▶ **Aim**
Copy out the listing that follows, exact in every word, and skip the images.

▶ **The data**
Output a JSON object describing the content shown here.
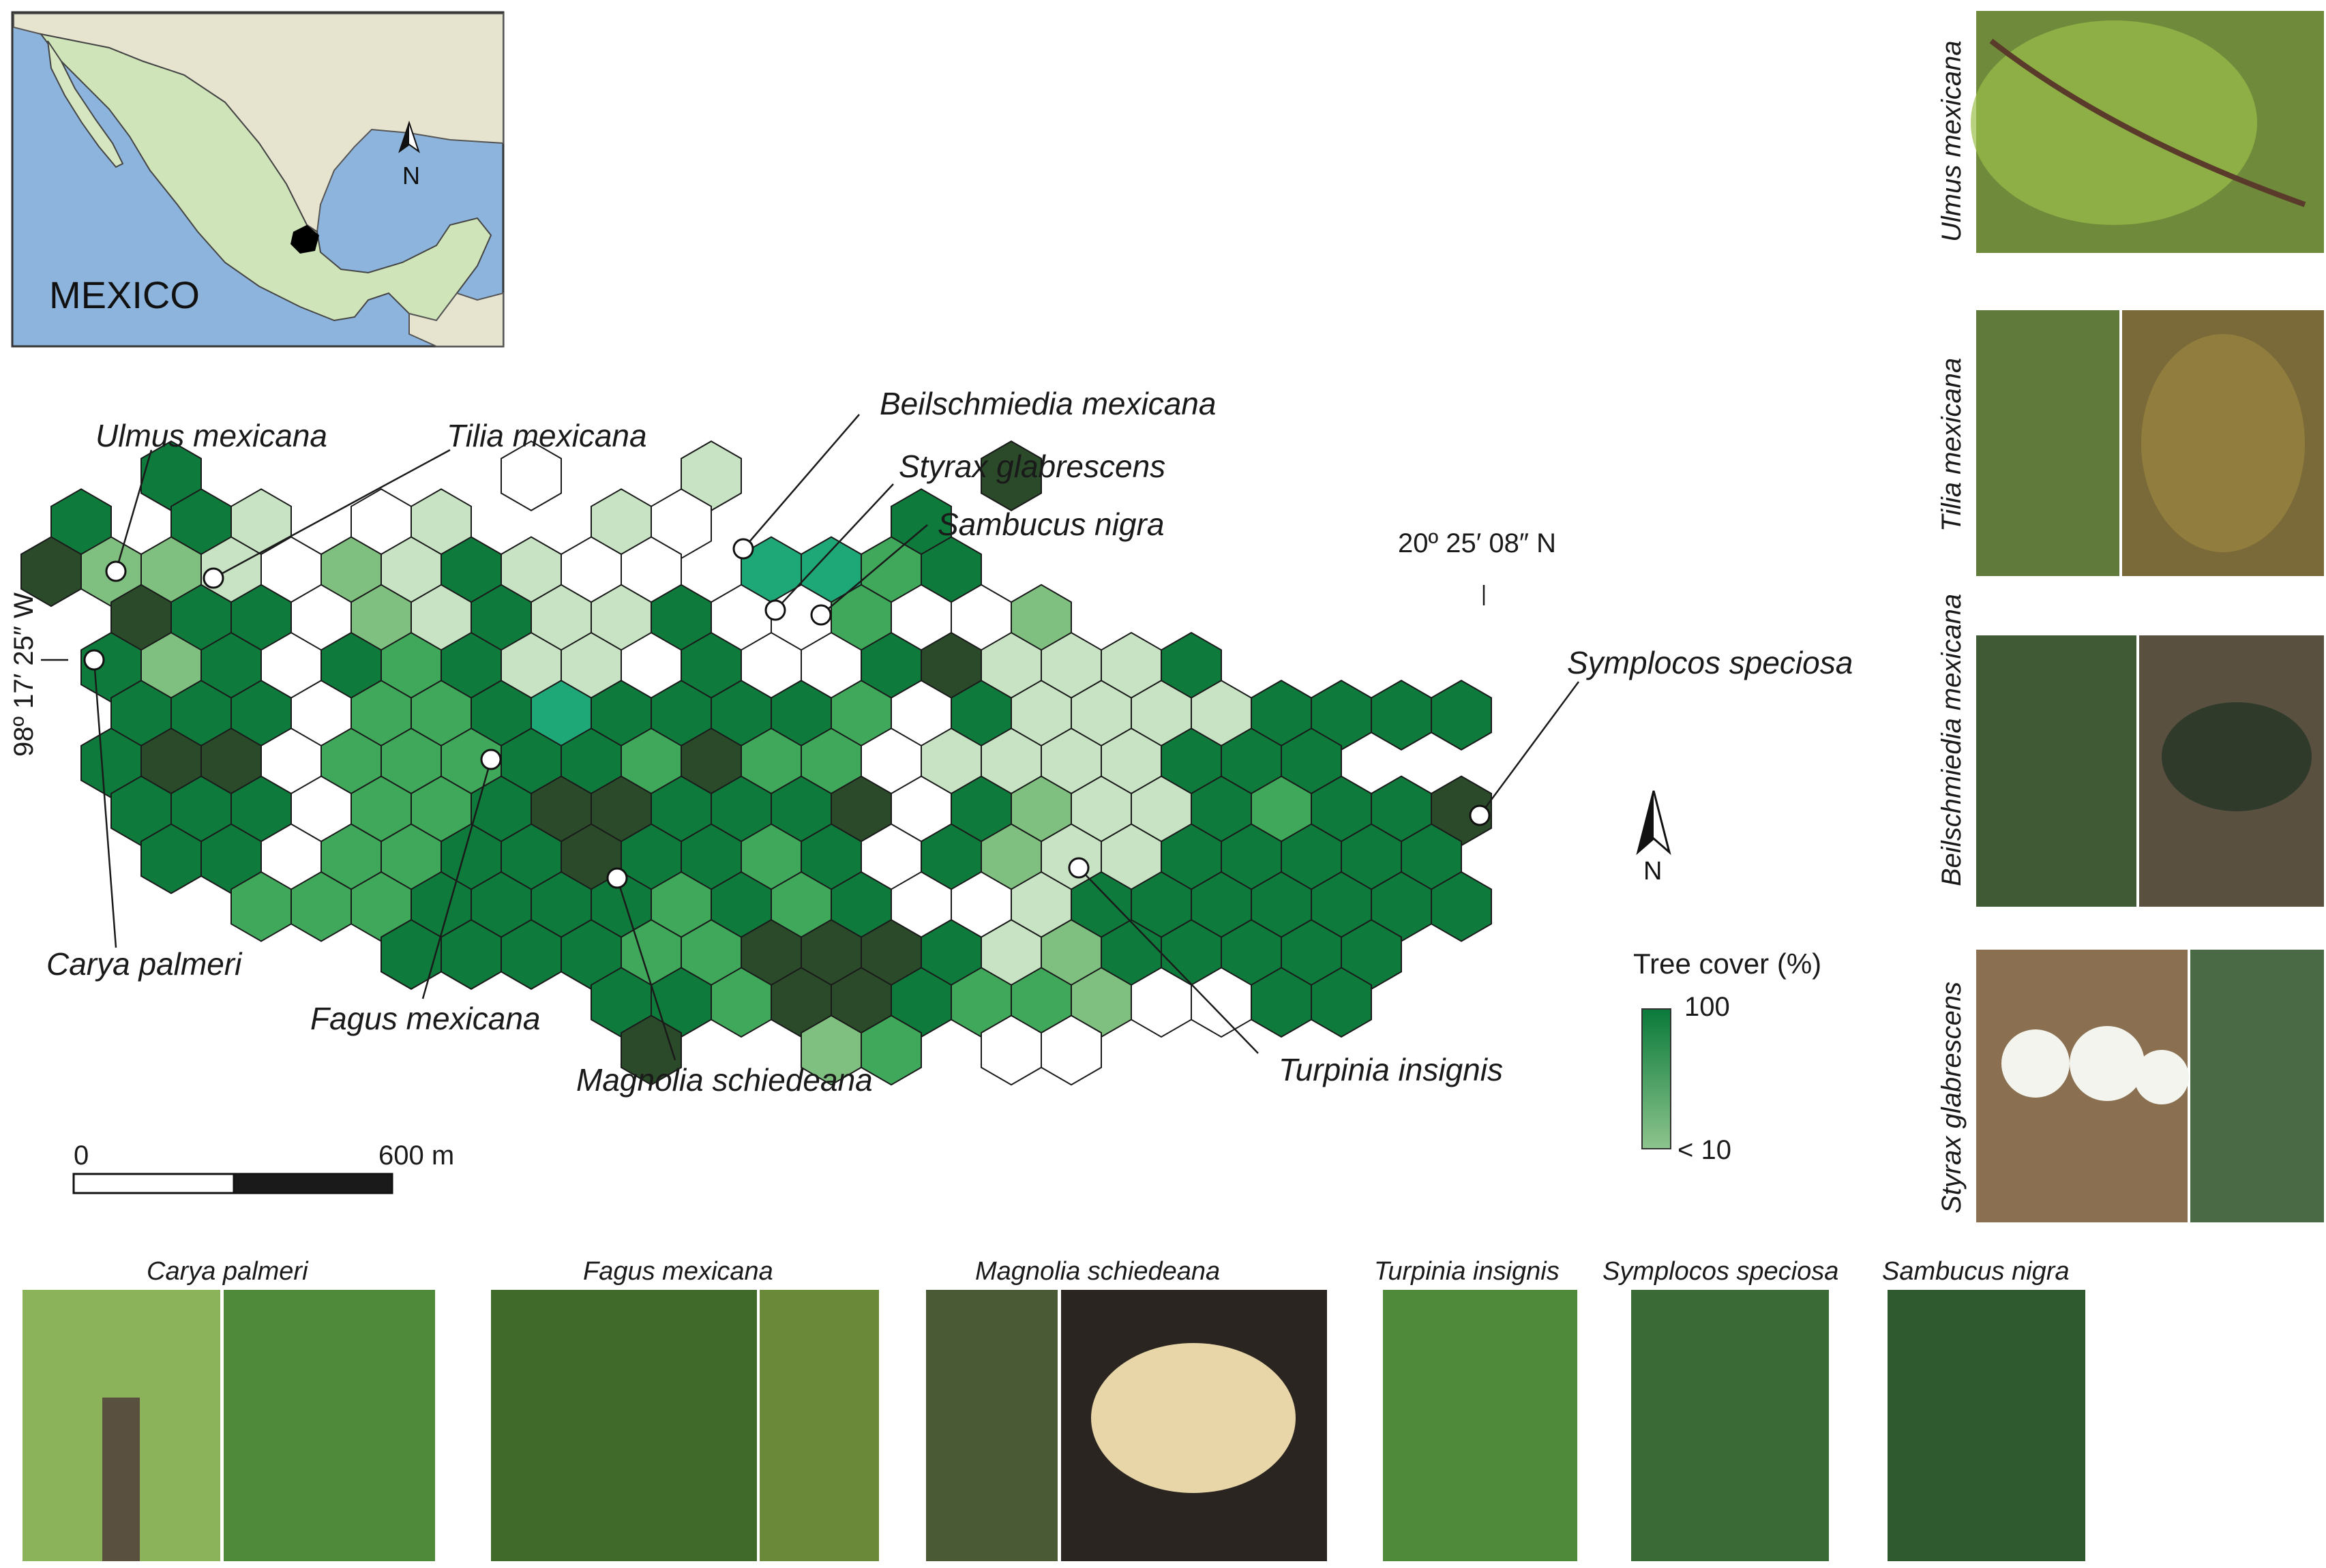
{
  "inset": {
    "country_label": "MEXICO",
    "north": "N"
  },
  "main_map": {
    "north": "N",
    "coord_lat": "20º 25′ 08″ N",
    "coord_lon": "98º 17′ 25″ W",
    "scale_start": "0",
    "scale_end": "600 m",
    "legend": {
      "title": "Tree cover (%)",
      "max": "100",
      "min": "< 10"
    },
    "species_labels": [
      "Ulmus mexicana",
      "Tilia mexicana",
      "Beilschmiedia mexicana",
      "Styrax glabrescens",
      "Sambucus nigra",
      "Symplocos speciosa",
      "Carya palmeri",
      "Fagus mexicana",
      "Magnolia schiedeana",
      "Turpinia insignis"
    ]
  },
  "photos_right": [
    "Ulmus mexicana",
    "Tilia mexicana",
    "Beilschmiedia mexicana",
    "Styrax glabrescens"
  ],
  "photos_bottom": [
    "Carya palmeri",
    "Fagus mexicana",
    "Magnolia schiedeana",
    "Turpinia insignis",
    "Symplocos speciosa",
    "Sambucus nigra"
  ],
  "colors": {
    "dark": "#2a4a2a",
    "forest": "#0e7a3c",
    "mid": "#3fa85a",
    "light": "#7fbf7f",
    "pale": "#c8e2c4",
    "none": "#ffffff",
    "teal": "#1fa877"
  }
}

▶ **Correct answer**
Output a JSON object describing the content shown here.
{
  "inset": {
    "country_label": "MEXICO",
    "north": "N"
  },
  "main_map": {
    "north": "N",
    "coord_lat": "20º 25′ 08″ N",
    "coord_lon": "98º 17′ 25″ W",
    "scale_start": "0",
    "scale_end": "600 m",
    "legend": {
      "title": "Tree cover (%)",
      "max": "100",
      "min": "< 10"
    },
    "species_labels": [
      "Ulmus mexicana",
      "Tilia mexicana",
      "Beilschmiedia mexicana",
      "Styrax glabrescens",
      "Sambucus nigra",
      "Symplocos speciosa",
      "Carya palmeri",
      "Fagus mexicana",
      "Magnolia schiedeana",
      "Turpinia insignis"
    ]
  },
  "photos_right": [
    "Ulmus mexicana",
    "Tilia mexicana",
    "Beilschmiedia mexicana",
    "Styrax glabrescens"
  ],
  "photos_bottom": [
    "Carya palmeri",
    "Fagus mexicana",
    "Magnolia schiedeana",
    "Turpinia insignis",
    "Symplocos speciosa",
    "Sambucus nigra"
  ],
  "colors": {
    "dark": "#2a4a2a",
    "forest": "#0e7a3c",
    "mid": "#3fa85a",
    "light": "#7fbf7f",
    "pale": "#c8e2c4",
    "none": "#ffffff",
    "teal": "#1fa877"
  }
}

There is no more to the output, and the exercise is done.